■ **Stated exercise**:
Where a line in the listing contains the string "internetowej", copy that line out.

******

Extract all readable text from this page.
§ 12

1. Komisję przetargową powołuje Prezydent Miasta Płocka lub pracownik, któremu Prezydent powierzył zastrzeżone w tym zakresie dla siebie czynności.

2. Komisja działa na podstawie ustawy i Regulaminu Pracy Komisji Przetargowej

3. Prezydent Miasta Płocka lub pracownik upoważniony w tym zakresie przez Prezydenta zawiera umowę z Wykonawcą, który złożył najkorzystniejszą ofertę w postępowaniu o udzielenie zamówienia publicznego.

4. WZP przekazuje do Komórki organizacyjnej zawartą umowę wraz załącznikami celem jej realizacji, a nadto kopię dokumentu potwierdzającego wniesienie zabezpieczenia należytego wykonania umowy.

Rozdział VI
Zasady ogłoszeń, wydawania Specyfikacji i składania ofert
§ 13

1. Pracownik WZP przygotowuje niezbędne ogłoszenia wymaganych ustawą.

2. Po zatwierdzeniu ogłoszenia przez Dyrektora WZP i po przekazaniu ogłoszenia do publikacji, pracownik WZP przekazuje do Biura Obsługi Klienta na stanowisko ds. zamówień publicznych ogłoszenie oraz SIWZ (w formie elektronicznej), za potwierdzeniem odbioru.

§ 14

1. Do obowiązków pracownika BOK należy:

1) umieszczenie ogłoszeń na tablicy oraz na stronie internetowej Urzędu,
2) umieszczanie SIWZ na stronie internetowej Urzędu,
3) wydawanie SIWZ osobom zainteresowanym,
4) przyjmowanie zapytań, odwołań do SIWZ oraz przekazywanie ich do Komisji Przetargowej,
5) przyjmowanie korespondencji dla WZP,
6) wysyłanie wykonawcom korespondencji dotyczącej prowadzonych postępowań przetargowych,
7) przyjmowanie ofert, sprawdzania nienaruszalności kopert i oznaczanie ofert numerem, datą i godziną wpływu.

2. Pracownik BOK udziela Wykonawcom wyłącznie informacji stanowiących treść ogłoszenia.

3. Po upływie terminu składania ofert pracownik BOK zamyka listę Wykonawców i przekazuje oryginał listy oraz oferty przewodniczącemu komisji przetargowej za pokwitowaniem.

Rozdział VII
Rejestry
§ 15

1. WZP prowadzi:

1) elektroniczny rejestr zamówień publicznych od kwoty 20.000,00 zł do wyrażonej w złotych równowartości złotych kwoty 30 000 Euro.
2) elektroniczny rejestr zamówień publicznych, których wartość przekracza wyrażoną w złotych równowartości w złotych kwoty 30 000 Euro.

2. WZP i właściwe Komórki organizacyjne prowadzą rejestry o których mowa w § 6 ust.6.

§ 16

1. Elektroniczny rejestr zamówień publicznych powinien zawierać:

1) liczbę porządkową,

******

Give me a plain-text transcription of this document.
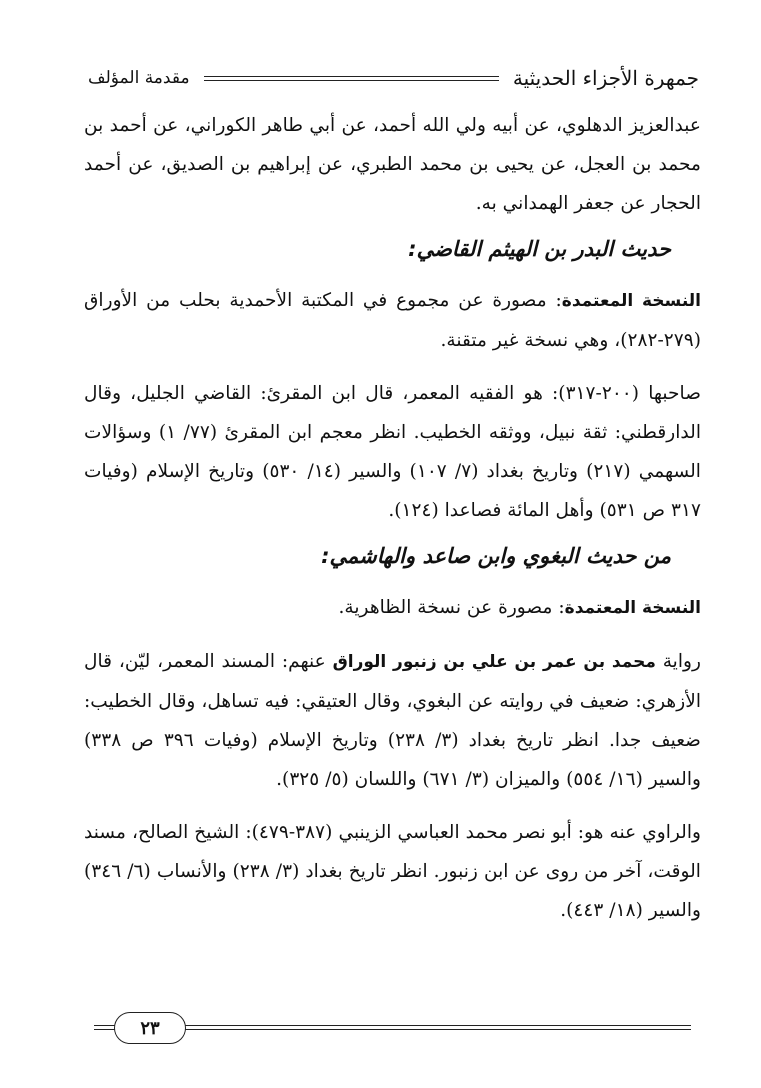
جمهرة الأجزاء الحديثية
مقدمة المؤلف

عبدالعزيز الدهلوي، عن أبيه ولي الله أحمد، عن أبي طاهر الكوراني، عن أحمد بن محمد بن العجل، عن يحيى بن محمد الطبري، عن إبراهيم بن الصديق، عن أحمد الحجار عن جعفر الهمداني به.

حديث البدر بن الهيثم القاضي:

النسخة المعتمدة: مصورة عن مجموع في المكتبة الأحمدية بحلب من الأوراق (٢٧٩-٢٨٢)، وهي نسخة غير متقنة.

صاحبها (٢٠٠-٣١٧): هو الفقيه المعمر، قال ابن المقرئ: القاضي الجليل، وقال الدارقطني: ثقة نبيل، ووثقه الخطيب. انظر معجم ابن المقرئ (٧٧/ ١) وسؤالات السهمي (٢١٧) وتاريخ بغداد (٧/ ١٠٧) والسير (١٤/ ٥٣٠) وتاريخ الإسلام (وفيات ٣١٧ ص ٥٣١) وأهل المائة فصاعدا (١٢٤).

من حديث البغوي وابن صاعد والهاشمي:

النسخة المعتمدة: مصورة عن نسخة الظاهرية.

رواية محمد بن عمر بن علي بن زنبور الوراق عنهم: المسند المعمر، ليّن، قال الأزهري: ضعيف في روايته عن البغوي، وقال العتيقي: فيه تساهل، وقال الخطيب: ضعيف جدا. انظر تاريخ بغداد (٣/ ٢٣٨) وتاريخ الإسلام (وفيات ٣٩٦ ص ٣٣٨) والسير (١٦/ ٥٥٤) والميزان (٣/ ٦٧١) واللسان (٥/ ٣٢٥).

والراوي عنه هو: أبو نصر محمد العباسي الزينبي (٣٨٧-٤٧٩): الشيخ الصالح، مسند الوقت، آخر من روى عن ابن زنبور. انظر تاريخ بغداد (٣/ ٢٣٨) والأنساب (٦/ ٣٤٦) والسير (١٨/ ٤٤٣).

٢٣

******

■ **Task answer**:
1) umieszczenie ogłoszeń na tablicy oraz na stronie internetowej Urzędu,
2) umieszczanie SIWZ na stronie internetowej Urzędu,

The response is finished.